■ **SET TASK**: Write out every entry precisely as given, leaving the pictures out.

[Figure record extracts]
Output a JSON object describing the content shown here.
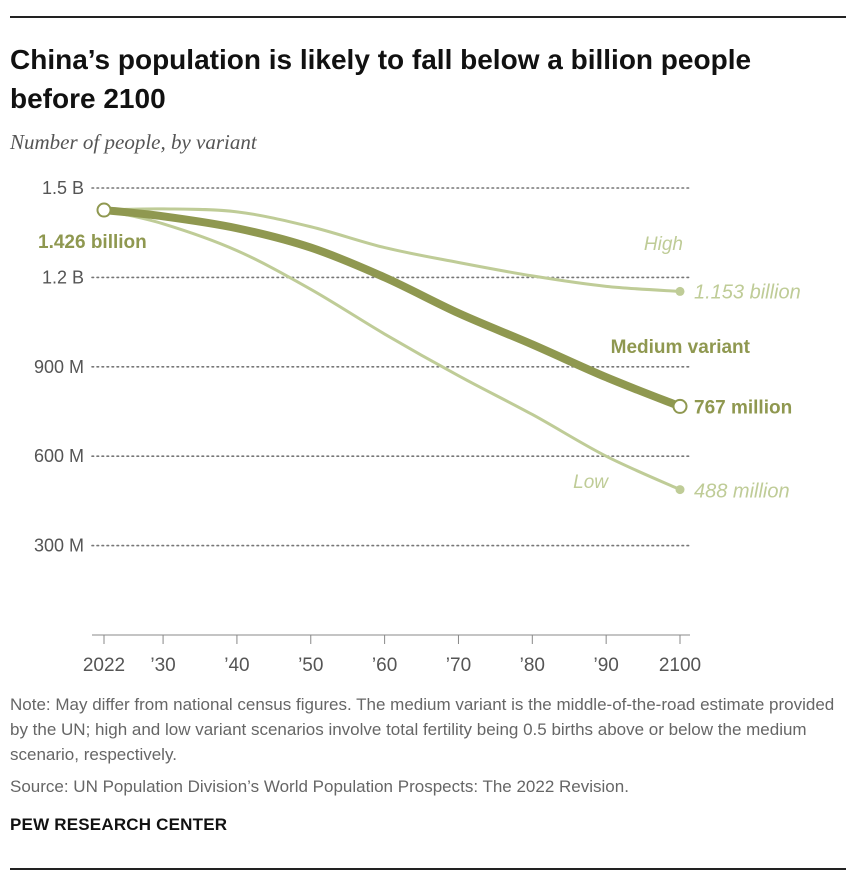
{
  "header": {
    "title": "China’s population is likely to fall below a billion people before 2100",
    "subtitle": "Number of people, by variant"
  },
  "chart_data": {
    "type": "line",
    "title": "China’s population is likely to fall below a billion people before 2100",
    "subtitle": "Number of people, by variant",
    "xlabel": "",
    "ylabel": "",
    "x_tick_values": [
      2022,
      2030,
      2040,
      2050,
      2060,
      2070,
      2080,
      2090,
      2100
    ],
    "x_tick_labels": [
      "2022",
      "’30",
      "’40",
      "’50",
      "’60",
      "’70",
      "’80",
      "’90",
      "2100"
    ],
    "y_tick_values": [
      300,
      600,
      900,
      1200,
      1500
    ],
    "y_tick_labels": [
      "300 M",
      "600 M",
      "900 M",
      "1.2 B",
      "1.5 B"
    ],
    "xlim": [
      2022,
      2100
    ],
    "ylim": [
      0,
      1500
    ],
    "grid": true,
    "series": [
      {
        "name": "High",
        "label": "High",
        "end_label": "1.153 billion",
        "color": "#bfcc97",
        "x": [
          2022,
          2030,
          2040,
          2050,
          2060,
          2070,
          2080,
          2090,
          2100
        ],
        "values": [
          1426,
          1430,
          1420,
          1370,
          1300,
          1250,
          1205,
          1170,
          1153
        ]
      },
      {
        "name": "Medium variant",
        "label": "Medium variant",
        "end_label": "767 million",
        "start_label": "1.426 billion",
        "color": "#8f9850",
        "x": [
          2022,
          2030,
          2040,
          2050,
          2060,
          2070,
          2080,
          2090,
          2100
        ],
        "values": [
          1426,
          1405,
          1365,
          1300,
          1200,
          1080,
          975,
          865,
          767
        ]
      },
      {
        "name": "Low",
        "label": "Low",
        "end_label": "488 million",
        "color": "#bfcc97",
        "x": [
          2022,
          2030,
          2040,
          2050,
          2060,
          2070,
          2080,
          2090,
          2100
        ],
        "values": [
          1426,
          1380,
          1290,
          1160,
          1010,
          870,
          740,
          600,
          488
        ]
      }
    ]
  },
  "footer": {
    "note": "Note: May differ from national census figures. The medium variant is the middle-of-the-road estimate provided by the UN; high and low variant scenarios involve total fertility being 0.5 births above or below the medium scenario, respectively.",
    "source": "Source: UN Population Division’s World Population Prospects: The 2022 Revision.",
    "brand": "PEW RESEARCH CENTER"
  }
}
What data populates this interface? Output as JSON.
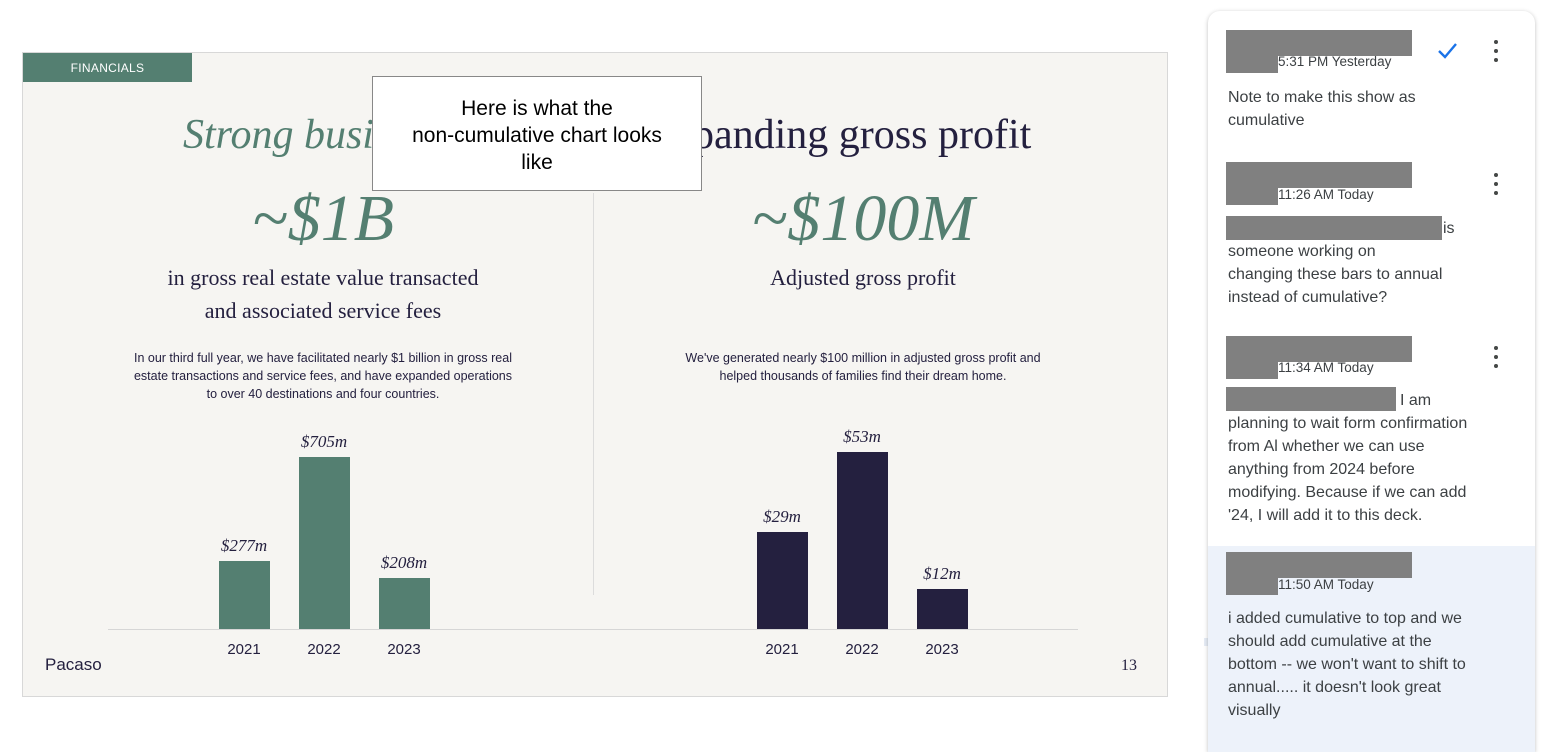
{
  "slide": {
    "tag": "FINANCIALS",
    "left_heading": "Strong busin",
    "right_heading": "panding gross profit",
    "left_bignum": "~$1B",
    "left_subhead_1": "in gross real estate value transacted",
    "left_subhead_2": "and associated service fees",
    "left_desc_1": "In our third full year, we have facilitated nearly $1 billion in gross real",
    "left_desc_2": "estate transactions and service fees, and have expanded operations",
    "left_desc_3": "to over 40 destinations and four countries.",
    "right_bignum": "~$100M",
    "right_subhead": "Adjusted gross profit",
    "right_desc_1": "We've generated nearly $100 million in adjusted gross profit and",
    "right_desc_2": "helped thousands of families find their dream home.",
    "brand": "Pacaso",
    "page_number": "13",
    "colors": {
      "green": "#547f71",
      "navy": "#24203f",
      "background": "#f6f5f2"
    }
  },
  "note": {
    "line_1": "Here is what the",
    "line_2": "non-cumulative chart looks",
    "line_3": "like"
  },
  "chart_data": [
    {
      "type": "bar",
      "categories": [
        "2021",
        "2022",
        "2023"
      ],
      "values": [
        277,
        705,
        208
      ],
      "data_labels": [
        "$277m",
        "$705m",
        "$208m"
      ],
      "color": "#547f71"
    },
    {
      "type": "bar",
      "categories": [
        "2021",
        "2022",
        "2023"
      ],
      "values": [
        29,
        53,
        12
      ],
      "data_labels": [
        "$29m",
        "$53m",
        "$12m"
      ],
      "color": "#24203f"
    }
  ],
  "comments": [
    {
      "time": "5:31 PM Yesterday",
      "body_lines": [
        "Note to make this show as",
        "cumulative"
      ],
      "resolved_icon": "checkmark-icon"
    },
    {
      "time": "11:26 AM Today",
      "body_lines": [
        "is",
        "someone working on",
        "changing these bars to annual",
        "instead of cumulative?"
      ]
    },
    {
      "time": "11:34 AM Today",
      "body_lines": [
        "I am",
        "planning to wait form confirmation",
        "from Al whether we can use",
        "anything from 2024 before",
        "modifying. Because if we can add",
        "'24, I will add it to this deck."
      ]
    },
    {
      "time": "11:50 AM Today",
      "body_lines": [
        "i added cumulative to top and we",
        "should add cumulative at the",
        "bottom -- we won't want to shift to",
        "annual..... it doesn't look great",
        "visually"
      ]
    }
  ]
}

■ **OUTPUT OF THE TASK**:
Output a JSON object describing the content shown here.
{
  "header": {
    "title": "China’s population is likely to fall below a billion people before 2100",
    "subtitle": "Number of people, by variant"
  },
  "chart_data": {
    "type": "line",
    "title": "China’s population is likely to fall below a billion people before 2100",
    "subtitle": "Number of people, by variant",
    "xlabel": "",
    "ylabel": "",
    "x_tick_values": [
      2022,
      2030,
      2040,
      2050,
      2060,
      2070,
      2080,
      2090,
      2100
    ],
    "x_tick_labels": [
      "2022",
      "’30",
      "’40",
      "’50",
      "’60",
      "’70",
      "’80",
      "’90",
      "2100"
    ],
    "y_tick_values": [
      300,
      600,
      900,
      1200,
      1500
    ],
    "y_tick_labels": [
      "300 M",
      "600 M",
      "900 M",
      "1.2 B",
      "1.5 B"
    ],
    "xlim": [
      2022,
      2100
    ],
    "ylim": [
      0,
      1500
    ],
    "grid": true,
    "series": [
      {
        "name": "High",
        "label": "High",
        "end_label": "1.153 billion",
        "color": "#bfcc97",
        "x": [
          2022,
          2030,
          2040,
          2050,
          2060,
          2070,
          2080,
          2090,
          2100
        ],
        "values": [
          1426,
          1430,
          1420,
          1370,
          1300,
          1250,
          1205,
          1170,
          1153
        ]
      },
      {
        "name": "Medium variant",
        "label": "Medium variant",
        "end_label": "767 million",
        "start_label": "1.426 billion",
        "color": "#8f9850",
        "x": [
          2022,
          2030,
          2040,
          2050,
          2060,
          2070,
          2080,
          2090,
          2100
        ],
        "values": [
          1426,
          1405,
          1365,
          1300,
          1200,
          1080,
          975,
          865,
          767
        ]
      },
      {
        "name": "Low",
        "label": "Low",
        "end_label": "488 million",
        "color": "#bfcc97",
        "x": [
          2022,
          2030,
          2040,
          2050,
          2060,
          2070,
          2080,
          2090,
          2100
        ],
        "values": [
          1426,
          1380,
          1290,
          1160,
          1010,
          870,
          740,
          600,
          488
        ]
      }
    ]
  },
  "footer": {
    "note": "Note: May differ from national census figures. The medium variant is the middle-of-the-road estimate provided by the UN; high and low variant scenarios involve total fertility being 0.5 births above or below the medium scenario, respectively.",
    "source": "Source: UN Population Division’s World Population Prospects: The 2022 Revision.",
    "brand": "PEW RESEARCH CENTER"
  }
}
What data populates this interface? Output as JSON.
{
  "slide": {
    "tag": "FINANCIALS",
    "left_heading": "Strong busin",
    "right_heading": "panding gross profit",
    "left_bignum": "~$1B",
    "left_subhead_1": "in gross real estate value transacted",
    "left_subhead_2": "and associated service fees",
    "left_desc_1": "In our third full year, we have facilitated nearly $1 billion in gross real",
    "left_desc_2": "estate transactions and service fees, and have expanded operations",
    "left_desc_3": "to over 40 destinations and four countries.",
    "right_bignum": "~$100M",
    "right_subhead": "Adjusted gross profit",
    "right_desc_1": "We've generated nearly $100 million in adjusted gross profit and",
    "right_desc_2": "helped thousands of families find their dream home.",
    "brand": "Pacaso",
    "page_number": "13",
    "colors": {
      "green": "#547f71",
      "navy": "#24203f",
      "background": "#f6f5f2"
    }
  },
  "note": {
    "line_1": "Here is what the",
    "line_2": "non-cumulative chart looks",
    "line_3": "like"
  },
  "chart_data": [
    {
      "type": "bar",
      "categories": [
        "2021",
        "2022",
        "2023"
      ],
      "values": [
        277,
        705,
        208
      ],
      "data_labels": [
        "$277m",
        "$705m",
        "$208m"
      ],
      "color": "#547f71"
    },
    {
      "type": "bar",
      "categories": [
        "2021",
        "2022",
        "2023"
      ],
      "values": [
        29,
        53,
        12
      ],
      "data_labels": [
        "$29m",
        "$53m",
        "$12m"
      ],
      "color": "#24203f"
    }
  ],
  "comments": [
    {
      "time": "5:31 PM Yesterday",
      "body_lines": [
        "Note to make this show as",
        "cumulative"
      ],
      "resolved_icon": "checkmark-icon"
    },
    {
      "time": "11:26 AM Today",
      "body_lines": [
        "is",
        "someone working on",
        "changing these bars to annual",
        "instead of cumulative?"
      ]
    },
    {
      "time": "11:34 AM Today",
      "body_lines": [
        "I am",
        "planning to wait form confirmation",
        "from Al whether we can use",
        "anything from 2024 before",
        "modifying. Because if we can add",
        "'24, I will add it to this deck."
      ]
    },
    {
      "time": "11:50 AM Today",
      "body_lines": [
        "i added cumulative to top and we",
        "should add cumulative at the",
        "bottom -- we won't want to shift to",
        "annual..... it doesn't look great",
        "visually"
      ]
    }
  ]
}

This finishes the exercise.